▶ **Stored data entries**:

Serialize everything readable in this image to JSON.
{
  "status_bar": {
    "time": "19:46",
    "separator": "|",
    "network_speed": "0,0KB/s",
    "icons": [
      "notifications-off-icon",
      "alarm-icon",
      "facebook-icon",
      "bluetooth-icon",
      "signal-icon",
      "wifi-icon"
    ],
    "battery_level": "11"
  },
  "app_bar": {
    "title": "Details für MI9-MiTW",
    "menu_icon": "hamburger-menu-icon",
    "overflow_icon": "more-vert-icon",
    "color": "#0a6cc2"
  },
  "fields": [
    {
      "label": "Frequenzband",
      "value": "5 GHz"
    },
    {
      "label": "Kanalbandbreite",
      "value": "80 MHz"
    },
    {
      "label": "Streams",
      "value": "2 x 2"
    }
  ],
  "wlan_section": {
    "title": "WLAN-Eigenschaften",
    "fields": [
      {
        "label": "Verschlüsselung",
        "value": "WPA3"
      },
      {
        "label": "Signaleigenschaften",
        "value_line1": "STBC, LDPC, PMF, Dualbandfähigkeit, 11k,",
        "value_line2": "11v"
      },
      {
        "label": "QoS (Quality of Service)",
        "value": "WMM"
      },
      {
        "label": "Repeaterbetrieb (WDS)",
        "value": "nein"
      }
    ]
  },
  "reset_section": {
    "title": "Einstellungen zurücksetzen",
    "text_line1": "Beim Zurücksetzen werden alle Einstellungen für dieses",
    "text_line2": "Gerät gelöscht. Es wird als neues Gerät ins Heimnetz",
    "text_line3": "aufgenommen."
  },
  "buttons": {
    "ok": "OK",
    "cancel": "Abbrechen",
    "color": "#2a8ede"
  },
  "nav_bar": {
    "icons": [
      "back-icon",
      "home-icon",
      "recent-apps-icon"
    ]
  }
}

▶ **Problem statement**: The word "Einstellungen" may appear in several lines of the data; copy every line where it does.

▶ **Response to this task**:
    "title": "Einstellungen zurücksetzen",
    "text_line1": "Beim Zurücksetzen werden alle Einstellungen für dieses",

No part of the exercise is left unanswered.